**PROBLEM DESCRIPTION**
Across the listing below, how many lines hold "this"? Reply with the number by itself.

[Structured figure records]
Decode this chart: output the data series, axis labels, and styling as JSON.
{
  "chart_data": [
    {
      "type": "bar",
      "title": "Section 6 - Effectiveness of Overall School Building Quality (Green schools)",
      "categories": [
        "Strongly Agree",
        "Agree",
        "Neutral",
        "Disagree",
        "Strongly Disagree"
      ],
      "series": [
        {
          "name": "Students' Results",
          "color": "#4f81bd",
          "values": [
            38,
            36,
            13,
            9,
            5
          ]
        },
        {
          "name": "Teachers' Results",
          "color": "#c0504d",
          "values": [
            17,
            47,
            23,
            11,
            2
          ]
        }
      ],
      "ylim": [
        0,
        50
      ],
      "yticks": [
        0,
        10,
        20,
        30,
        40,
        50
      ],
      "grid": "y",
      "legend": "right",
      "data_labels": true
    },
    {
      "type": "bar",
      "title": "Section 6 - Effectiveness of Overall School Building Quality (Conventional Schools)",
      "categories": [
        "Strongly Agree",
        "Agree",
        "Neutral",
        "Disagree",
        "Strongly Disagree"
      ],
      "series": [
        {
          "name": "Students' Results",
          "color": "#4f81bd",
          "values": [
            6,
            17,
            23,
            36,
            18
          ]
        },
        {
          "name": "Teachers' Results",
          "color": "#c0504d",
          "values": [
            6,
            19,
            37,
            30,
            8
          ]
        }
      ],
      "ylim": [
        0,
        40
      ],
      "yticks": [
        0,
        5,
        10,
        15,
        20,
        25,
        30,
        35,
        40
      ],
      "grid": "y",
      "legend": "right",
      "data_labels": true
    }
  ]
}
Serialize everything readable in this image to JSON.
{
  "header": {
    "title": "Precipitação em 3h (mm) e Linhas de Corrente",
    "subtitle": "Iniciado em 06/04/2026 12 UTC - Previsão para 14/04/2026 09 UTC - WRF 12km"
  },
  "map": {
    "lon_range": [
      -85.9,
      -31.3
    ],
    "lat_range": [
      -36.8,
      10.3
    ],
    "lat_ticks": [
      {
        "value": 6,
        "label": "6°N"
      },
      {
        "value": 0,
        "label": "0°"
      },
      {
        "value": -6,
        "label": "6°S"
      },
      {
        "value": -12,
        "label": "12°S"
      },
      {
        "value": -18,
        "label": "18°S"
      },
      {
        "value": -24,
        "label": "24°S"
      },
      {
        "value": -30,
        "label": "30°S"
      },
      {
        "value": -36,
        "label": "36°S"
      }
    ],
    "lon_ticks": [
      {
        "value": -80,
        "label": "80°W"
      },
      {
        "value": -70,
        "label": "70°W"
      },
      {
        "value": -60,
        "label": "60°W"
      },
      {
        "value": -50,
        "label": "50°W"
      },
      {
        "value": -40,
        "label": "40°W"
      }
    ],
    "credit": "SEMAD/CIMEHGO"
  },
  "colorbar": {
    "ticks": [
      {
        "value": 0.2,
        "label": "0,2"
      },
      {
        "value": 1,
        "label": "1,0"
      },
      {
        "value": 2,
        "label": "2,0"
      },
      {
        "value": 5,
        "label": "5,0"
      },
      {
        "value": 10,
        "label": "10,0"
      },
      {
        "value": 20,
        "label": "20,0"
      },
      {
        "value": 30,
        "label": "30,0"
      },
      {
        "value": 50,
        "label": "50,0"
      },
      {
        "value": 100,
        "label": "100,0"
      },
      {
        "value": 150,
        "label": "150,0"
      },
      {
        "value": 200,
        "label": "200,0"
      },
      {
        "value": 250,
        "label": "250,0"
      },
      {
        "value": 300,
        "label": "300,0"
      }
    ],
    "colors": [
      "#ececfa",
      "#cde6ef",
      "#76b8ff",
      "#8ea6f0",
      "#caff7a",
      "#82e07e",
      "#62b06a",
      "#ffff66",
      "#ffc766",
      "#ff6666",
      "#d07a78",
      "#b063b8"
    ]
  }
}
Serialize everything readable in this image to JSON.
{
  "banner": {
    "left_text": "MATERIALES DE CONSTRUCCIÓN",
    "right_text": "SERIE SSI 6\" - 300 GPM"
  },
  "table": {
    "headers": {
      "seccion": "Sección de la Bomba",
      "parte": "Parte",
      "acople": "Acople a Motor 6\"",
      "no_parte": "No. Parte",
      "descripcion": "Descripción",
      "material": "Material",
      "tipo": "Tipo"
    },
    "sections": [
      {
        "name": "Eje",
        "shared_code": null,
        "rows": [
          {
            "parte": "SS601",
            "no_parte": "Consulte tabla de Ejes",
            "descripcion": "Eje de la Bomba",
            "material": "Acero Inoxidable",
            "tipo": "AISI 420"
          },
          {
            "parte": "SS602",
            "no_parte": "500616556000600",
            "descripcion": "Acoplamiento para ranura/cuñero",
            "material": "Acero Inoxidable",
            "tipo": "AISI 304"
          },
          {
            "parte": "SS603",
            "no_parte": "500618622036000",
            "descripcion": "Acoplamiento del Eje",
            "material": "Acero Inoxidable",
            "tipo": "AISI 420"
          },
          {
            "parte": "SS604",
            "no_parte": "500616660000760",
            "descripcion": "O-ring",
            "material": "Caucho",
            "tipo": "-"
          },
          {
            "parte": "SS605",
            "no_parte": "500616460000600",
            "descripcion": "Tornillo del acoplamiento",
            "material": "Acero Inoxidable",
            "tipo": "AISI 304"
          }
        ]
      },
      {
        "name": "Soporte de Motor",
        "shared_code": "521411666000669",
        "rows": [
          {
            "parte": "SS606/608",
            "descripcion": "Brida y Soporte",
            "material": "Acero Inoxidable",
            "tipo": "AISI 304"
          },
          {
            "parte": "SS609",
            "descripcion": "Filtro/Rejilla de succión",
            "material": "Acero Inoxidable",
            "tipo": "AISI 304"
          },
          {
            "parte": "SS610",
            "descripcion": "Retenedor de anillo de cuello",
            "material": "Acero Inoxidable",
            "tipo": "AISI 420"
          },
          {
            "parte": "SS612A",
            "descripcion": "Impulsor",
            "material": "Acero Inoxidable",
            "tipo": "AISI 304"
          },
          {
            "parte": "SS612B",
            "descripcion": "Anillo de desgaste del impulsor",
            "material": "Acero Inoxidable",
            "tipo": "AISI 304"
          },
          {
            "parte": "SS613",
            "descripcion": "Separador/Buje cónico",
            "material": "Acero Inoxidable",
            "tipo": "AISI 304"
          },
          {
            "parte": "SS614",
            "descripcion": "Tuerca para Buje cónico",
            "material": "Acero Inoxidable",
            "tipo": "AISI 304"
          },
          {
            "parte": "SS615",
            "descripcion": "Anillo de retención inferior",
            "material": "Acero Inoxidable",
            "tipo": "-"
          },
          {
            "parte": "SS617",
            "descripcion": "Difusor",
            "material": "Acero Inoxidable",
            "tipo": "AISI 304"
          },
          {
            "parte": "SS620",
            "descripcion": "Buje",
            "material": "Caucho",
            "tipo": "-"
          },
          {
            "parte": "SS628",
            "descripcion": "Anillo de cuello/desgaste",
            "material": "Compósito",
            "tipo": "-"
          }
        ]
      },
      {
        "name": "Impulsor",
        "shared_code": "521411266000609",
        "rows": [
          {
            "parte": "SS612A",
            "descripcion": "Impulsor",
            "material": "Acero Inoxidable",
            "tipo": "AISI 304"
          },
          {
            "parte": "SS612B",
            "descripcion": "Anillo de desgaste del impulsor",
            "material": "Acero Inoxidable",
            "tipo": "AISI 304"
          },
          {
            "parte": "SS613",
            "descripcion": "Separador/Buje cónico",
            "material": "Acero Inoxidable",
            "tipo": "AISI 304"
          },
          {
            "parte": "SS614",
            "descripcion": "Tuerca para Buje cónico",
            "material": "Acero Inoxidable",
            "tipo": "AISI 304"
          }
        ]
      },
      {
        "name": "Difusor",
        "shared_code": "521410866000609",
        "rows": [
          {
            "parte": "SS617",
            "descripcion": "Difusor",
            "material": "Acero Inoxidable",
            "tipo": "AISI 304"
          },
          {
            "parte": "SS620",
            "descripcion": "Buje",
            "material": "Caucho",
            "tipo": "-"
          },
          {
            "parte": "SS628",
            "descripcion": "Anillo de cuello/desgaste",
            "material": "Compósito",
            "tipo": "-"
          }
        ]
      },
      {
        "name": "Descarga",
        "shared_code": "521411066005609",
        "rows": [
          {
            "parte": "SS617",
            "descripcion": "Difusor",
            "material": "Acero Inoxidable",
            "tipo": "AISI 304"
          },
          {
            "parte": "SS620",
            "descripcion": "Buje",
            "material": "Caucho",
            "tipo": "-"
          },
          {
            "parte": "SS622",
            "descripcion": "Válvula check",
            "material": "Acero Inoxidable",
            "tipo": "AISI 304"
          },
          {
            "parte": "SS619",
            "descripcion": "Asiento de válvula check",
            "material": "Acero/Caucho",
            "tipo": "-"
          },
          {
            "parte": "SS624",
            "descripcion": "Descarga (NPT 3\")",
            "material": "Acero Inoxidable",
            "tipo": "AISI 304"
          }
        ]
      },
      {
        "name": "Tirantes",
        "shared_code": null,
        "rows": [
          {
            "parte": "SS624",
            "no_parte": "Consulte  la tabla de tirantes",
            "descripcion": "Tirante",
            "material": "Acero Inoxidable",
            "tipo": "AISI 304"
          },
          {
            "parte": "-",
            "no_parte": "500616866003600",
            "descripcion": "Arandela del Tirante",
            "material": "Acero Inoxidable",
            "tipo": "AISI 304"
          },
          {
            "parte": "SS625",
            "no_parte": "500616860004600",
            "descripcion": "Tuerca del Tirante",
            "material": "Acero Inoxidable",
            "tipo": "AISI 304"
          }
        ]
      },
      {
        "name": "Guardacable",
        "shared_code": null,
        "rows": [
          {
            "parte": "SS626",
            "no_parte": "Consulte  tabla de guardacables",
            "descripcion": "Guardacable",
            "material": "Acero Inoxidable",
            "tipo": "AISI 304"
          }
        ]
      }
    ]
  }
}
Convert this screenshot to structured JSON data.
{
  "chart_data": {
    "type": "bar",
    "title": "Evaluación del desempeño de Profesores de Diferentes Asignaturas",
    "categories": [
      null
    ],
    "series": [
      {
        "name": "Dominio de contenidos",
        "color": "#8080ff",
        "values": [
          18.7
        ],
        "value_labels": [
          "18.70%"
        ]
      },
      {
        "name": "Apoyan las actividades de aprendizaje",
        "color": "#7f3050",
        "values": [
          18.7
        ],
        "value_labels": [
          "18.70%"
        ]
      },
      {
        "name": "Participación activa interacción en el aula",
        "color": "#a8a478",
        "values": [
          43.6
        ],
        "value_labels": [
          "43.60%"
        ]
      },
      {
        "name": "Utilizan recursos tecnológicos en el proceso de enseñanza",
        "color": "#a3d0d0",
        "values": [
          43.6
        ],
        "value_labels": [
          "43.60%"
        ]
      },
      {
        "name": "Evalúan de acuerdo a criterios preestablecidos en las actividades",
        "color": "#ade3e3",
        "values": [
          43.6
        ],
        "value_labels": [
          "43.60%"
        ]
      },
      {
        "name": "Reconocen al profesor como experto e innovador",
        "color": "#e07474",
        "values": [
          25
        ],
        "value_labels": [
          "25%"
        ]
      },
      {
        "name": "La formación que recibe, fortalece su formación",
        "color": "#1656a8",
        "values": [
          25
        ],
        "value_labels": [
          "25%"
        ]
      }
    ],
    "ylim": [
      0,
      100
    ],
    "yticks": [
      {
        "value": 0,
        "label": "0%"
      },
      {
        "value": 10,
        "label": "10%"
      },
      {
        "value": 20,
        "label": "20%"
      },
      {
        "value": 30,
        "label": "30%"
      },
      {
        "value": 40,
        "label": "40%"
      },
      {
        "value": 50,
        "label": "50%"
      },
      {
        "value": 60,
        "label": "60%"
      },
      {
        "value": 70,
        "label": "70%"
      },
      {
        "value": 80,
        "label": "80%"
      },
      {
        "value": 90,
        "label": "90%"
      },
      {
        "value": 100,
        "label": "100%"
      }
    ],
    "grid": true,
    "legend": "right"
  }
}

**ANSWER**
4